**Set task:**
Every record should be written out exactly, please.

[Extracted records]
===============
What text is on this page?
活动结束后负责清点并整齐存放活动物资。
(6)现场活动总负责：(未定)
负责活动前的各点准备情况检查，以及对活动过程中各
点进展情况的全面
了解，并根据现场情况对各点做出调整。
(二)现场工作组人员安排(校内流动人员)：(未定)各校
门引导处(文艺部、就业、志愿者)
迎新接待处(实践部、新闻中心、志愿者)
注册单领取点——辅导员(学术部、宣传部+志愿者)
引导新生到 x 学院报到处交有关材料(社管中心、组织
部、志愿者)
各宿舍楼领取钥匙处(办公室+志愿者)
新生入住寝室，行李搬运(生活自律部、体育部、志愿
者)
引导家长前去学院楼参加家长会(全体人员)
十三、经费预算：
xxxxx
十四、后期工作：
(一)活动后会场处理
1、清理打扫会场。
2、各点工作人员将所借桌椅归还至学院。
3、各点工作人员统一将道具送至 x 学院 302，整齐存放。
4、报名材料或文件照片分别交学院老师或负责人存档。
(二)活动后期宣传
===============
**Written response:**
What text is on this page?
活动结束后负责清点并整齐存放活动物资。
(6)现场活动总负责：(未定)
负责活动前的各点准备情况检查，以及对活动过程中各
点进展情况的全面
了解，并根据现场情况对各点做出调整。
(二)现场工作组人员安排(校内流动人员)：(未定)各校
门引导处(文艺部、就业、志愿者)
迎新接待处(实践部、新闻中心、志愿者)
注册单领取点——辅导员(学术部、宣传部+志愿者)
引导新生到 x 学院报到处交有关材料(社管中心、组织
部、志愿者)
各宿舍楼领取钥匙处(办公室+志愿者)
新生入住寝室，行李搬运(生活自律部、体育部、志愿
者)
引导家长前去学院楼参加家长会(全体人员)
十三、经费预算：
xxxxx
十四、后期工作：
(一)活动后会场处理
1、清理打扫会场。
2、各点工作人员将所借桌椅归还至学院。
3、各点工作人员统一将道具送至 x 学院 302，整齐存放。
4、报名材料或文件照片分别交学院老师或负责人存档。
(二)活动后期宣传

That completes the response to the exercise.